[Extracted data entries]
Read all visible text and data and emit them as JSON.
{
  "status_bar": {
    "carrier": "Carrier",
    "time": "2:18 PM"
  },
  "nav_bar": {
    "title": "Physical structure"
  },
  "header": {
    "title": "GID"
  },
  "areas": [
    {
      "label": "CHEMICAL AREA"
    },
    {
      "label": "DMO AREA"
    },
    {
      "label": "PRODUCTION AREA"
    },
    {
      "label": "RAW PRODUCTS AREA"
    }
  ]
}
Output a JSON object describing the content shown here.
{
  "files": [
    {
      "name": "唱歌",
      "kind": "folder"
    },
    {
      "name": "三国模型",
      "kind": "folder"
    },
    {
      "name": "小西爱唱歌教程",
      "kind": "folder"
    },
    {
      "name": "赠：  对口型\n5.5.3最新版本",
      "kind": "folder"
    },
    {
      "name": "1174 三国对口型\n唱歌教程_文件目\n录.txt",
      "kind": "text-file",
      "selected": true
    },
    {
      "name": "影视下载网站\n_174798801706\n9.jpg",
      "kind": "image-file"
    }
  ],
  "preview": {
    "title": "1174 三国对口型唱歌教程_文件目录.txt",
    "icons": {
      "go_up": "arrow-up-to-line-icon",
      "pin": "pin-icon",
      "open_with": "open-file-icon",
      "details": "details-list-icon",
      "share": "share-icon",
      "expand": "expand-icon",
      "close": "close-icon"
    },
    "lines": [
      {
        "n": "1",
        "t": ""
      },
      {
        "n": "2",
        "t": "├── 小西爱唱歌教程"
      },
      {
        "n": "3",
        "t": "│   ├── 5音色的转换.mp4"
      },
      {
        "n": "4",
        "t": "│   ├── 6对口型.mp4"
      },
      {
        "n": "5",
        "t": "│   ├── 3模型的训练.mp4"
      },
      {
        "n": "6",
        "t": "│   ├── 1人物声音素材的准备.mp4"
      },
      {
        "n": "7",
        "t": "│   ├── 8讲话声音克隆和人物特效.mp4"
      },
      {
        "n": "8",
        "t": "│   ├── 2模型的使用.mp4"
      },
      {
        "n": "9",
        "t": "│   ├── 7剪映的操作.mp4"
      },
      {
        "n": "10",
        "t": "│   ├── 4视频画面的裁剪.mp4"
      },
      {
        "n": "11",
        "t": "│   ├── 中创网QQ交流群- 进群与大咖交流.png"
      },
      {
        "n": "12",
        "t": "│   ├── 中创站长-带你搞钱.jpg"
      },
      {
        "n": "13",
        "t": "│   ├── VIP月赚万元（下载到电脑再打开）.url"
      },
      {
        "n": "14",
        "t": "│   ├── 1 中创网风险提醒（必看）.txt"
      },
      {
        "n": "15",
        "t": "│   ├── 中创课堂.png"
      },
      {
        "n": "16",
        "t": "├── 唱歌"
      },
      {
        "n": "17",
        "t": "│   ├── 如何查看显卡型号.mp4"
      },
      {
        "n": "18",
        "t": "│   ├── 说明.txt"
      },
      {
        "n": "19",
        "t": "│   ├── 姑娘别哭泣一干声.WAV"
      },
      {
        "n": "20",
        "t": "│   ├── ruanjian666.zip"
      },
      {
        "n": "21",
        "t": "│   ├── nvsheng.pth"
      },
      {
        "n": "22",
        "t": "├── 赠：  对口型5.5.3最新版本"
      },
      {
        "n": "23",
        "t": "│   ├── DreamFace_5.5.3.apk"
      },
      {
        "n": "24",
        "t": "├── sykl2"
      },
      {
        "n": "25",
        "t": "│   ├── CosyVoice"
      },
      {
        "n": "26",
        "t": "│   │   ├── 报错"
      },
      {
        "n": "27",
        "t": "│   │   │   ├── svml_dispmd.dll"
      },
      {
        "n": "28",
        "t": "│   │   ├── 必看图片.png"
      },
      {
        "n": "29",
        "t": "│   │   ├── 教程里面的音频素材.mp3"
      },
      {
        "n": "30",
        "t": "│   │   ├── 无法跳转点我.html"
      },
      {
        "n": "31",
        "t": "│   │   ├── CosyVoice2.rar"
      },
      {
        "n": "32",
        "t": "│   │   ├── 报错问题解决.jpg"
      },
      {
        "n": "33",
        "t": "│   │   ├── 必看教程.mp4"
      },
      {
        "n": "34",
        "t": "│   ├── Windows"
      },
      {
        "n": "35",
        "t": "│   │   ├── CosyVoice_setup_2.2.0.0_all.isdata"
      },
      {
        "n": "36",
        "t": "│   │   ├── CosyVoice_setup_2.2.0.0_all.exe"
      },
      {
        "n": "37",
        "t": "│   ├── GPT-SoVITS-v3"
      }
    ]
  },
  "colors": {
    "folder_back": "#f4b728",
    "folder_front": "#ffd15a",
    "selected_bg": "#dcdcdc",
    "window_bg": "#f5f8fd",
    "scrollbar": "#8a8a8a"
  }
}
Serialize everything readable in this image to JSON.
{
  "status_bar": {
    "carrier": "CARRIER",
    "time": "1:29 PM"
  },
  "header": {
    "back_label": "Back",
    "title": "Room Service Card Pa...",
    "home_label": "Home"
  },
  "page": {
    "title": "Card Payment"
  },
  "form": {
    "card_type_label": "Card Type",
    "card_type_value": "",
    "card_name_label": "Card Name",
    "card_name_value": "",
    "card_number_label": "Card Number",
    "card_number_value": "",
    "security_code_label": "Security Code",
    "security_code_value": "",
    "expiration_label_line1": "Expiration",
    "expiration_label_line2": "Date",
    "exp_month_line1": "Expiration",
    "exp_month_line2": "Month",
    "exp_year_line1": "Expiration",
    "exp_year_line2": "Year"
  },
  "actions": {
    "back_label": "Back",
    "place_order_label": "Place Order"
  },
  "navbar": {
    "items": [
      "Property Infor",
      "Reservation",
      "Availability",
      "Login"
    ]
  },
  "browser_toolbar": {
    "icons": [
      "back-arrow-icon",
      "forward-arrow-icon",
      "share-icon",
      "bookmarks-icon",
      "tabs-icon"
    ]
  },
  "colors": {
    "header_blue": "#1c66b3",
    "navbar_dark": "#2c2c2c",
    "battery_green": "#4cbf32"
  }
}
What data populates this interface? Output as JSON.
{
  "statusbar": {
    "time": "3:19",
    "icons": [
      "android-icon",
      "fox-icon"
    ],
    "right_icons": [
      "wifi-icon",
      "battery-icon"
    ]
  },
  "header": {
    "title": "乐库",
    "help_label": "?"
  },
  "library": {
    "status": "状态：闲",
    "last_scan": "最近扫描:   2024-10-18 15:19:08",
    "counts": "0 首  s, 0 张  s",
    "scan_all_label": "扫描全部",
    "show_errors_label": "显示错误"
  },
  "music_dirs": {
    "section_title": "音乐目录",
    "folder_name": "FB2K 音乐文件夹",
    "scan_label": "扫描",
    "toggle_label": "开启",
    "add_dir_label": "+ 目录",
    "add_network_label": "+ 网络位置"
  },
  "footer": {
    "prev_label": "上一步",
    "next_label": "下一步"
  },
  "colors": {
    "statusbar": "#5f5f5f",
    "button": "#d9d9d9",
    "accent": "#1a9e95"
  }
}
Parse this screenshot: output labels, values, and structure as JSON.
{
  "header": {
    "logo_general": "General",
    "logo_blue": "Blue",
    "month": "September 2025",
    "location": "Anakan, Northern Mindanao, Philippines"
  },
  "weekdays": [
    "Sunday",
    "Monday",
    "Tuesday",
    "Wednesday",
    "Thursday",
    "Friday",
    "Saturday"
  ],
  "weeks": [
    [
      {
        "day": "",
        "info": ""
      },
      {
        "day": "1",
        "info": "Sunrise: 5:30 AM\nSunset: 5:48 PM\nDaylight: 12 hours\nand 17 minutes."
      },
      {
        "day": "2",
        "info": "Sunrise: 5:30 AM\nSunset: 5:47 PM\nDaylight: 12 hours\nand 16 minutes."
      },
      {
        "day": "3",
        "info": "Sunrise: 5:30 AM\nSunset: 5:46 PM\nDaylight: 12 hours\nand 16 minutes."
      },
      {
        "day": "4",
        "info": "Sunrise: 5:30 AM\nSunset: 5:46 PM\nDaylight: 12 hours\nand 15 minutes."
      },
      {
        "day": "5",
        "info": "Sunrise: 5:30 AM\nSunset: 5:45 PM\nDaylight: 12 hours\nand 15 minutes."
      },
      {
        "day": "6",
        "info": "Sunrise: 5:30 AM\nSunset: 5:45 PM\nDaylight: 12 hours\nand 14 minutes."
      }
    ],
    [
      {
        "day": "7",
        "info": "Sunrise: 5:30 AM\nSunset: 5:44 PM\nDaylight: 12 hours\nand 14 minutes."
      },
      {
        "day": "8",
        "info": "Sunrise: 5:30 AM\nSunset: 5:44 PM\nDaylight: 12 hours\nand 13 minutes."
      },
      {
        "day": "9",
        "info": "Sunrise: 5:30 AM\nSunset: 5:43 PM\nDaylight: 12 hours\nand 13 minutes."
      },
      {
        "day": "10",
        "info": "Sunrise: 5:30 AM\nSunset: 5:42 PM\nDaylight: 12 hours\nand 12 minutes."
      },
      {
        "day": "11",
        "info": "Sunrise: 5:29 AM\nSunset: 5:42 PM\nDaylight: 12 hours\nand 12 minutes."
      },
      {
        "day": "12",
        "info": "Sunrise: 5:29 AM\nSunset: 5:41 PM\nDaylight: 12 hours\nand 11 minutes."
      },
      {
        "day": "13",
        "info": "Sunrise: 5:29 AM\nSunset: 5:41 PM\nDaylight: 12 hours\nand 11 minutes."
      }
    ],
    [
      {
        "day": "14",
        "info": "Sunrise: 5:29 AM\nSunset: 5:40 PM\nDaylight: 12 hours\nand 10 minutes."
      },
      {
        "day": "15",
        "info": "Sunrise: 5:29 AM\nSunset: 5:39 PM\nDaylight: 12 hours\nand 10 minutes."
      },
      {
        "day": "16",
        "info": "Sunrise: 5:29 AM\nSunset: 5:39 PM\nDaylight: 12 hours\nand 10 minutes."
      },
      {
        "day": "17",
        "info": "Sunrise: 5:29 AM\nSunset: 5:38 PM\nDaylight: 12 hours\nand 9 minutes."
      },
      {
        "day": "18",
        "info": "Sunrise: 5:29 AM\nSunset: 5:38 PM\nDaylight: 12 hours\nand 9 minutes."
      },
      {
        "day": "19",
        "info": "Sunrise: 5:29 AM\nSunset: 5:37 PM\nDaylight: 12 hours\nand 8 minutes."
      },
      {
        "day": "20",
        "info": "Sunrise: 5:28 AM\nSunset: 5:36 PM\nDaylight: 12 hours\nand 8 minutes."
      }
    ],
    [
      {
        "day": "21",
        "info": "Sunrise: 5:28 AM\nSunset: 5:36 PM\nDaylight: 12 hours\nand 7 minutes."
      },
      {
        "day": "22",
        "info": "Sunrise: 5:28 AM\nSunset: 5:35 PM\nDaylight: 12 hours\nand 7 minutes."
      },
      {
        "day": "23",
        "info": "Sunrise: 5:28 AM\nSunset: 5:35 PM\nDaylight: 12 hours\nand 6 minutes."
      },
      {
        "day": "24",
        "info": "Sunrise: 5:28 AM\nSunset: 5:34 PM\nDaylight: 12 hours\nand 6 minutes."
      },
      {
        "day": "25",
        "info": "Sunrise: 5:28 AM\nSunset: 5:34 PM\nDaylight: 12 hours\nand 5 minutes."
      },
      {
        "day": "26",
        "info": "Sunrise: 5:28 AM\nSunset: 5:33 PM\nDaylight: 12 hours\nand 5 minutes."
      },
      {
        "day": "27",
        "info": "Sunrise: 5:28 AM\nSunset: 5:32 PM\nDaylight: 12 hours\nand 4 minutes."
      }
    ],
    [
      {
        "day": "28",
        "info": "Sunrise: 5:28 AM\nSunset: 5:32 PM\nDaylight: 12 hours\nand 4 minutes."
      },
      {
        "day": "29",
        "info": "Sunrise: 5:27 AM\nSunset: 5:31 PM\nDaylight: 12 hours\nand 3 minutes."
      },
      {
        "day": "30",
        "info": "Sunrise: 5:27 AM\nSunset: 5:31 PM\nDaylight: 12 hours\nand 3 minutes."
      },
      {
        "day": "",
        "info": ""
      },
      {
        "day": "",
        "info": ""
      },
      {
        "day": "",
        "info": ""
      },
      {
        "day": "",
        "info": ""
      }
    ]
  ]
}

**The problem**
Gather up, from the records above, each line where the word "arrow" appears.

**Result below**
      "go_up": "arrow-up-to-line-icon",
      "back-arrow-icon",
      "forward-arrow-icon",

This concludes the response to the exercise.